# EXCERPTED TEXT
***

Purpose of the Study:

  • To develop a rat model of EHPVO to investigate the cause of decreased coagulation factor levels.
  • To test the hypothesis that reduced factor levels in EHPVO are due to diminished synthesis rather than increased consumption.

Main Methods:

  • A rat model of EHPVO was created by narrowing the portal vein (PV).
  • Liver and spleen mass, liver enzymes, coagulation parameters (prothrombin time, factor VII, protein-C), and hepatocyte proliferation/apoptosis were measured pre- and post-intervention.
  • Comparison was made between the experimental group (PV narrowing) and a sham-operated control group.

Main Results:

  • The EHPVO model successfully induced significant narrowing of the portal vein.
  • While liver mass remained unchanged, spleen mass increased proportionally in the experimental group.
  • Hepatocyte proliferation was significantly higher in the EHPVO group, indicating a repair response, but protein-C levels decreased significantly.

Conclusions:

  • The developed rat model effectively replicates PV narrowing seen in EHPVO.
  • Increased hepatocyte proliferation suggests a liver repair response to EHPVO.
  • This repair response is insufficient to maintain normal protein-C synthesis and serum levels in the EHPVO model.

***

# HOW TO COMPLETE THIS TASK
Condense the section of the study summary that begins "Main Results:" into two sentences, keeping its main facts. The material has no connection to the study summary.

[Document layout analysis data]
***

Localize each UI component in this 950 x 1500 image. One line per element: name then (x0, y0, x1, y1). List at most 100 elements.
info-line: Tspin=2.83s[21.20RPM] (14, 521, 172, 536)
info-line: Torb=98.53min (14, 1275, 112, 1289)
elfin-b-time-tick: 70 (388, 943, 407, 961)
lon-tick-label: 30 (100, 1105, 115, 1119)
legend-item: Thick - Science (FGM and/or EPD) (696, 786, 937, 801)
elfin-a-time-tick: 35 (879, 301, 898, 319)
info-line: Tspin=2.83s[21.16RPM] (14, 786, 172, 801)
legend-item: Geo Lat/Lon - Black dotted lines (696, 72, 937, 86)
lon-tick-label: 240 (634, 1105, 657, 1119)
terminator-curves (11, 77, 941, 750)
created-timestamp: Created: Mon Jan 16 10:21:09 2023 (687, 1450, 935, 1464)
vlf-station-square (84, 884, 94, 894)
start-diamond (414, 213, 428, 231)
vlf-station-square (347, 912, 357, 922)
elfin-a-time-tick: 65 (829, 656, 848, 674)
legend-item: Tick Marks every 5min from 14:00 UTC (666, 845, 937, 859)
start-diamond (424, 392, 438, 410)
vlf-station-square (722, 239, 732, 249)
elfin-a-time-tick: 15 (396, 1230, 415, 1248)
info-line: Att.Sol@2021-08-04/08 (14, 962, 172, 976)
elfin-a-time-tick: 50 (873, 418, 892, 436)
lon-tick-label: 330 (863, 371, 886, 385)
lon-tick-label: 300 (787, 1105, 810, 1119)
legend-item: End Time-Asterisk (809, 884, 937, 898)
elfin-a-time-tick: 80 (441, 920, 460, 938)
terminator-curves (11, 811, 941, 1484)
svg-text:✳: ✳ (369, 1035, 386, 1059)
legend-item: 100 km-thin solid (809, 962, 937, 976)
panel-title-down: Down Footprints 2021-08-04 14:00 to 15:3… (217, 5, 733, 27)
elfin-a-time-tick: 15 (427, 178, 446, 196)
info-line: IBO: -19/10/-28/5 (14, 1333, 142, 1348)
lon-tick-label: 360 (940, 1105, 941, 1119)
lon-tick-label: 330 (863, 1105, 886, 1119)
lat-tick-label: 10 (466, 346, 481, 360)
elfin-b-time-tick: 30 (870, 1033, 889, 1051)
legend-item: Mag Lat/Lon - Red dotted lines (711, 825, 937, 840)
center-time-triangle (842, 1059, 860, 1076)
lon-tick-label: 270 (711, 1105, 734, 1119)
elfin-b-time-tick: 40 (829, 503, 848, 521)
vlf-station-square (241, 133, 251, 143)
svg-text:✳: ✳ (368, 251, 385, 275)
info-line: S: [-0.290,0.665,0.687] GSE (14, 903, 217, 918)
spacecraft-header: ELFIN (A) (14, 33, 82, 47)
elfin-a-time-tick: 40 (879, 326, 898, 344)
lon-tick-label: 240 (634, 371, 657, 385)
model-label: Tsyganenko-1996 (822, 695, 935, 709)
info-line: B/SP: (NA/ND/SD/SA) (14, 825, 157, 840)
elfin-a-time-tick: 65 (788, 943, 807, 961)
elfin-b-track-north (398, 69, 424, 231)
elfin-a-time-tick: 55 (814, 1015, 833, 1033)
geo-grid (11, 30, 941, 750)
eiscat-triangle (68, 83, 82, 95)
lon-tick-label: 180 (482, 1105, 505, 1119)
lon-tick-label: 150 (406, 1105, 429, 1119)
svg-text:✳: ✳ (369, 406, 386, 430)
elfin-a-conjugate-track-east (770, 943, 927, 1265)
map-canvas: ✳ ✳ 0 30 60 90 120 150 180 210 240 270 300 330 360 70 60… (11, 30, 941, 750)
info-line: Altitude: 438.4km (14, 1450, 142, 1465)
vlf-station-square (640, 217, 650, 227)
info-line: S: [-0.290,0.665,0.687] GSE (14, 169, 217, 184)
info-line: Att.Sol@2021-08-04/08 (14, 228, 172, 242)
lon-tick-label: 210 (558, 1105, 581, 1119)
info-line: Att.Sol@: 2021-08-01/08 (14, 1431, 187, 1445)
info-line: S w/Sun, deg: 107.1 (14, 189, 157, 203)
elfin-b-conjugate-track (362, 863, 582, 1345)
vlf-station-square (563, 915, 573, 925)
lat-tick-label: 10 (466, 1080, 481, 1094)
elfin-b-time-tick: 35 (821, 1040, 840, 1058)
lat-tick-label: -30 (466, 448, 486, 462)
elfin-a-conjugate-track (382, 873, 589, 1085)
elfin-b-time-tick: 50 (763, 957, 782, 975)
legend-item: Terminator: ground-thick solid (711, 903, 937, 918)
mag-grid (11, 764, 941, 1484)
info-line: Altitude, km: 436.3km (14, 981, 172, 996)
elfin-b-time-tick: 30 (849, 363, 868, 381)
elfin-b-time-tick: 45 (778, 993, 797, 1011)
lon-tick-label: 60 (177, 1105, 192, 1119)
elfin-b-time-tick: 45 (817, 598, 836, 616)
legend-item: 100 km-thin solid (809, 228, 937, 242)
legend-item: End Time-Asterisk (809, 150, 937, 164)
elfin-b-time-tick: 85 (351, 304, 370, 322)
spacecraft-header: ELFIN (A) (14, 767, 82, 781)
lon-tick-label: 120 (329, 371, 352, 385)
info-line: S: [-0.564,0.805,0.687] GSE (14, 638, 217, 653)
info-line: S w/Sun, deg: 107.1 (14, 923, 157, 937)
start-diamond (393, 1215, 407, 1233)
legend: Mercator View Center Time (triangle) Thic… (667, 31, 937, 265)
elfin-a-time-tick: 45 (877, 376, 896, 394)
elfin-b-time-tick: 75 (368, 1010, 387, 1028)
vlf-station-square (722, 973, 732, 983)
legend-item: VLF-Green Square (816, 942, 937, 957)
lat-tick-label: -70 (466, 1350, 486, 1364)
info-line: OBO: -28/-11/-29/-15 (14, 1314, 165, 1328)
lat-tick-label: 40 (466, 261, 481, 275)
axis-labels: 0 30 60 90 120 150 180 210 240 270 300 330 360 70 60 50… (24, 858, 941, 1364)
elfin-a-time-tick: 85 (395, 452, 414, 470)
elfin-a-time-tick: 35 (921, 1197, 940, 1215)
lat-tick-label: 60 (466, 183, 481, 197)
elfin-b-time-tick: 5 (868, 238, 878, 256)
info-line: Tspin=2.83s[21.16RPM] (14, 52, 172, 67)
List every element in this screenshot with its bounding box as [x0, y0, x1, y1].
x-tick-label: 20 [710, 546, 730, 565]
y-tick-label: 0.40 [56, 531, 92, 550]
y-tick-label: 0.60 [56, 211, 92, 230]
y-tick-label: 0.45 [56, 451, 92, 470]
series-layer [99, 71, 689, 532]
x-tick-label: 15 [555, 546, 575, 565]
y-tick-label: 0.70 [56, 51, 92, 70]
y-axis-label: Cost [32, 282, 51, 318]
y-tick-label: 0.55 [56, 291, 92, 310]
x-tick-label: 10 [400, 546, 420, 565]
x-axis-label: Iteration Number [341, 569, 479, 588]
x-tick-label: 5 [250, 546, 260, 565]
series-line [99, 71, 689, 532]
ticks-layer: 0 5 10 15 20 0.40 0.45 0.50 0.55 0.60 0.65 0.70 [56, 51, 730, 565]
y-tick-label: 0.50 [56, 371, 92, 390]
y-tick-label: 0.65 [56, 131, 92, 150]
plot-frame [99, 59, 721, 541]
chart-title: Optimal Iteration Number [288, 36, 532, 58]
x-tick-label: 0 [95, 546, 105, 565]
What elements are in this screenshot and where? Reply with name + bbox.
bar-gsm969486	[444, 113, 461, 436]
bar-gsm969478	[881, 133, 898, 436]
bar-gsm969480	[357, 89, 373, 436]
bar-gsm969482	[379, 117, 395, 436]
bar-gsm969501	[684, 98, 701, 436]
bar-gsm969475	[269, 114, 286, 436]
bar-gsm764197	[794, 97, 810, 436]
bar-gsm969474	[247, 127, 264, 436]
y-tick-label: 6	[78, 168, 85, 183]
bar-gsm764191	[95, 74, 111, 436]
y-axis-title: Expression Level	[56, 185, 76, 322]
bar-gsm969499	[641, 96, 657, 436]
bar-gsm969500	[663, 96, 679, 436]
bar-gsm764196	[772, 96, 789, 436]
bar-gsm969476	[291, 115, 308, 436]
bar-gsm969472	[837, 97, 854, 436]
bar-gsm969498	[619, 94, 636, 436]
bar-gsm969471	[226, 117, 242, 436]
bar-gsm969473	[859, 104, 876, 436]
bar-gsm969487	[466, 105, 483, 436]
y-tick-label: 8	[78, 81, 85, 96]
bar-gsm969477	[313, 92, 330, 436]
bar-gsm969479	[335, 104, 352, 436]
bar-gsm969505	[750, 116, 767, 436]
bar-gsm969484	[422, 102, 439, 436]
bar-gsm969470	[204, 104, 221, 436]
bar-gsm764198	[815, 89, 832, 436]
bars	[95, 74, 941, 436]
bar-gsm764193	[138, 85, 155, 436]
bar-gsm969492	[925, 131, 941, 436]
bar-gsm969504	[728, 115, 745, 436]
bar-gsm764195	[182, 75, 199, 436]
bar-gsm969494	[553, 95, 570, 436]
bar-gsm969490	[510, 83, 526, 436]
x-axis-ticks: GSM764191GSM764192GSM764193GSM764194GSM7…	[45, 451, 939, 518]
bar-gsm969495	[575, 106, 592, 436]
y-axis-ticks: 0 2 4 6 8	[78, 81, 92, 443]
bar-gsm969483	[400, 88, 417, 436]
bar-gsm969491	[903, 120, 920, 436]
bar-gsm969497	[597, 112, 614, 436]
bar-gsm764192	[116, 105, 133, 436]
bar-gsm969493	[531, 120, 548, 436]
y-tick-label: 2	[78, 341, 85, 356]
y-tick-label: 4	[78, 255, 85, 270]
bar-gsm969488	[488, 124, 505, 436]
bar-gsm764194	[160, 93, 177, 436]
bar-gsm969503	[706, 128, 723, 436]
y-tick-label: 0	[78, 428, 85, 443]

***

# SOLUTION TO THIS TASK
The EHPVO model significantly narrowed the portal vein, and in the experimental group spleen mass increased proportionally while liver mass stayed the same. Hepatocyte proliferation was significantly higher in the EHPVO group, indicating a repair response, but protein-C levels dropped significantly.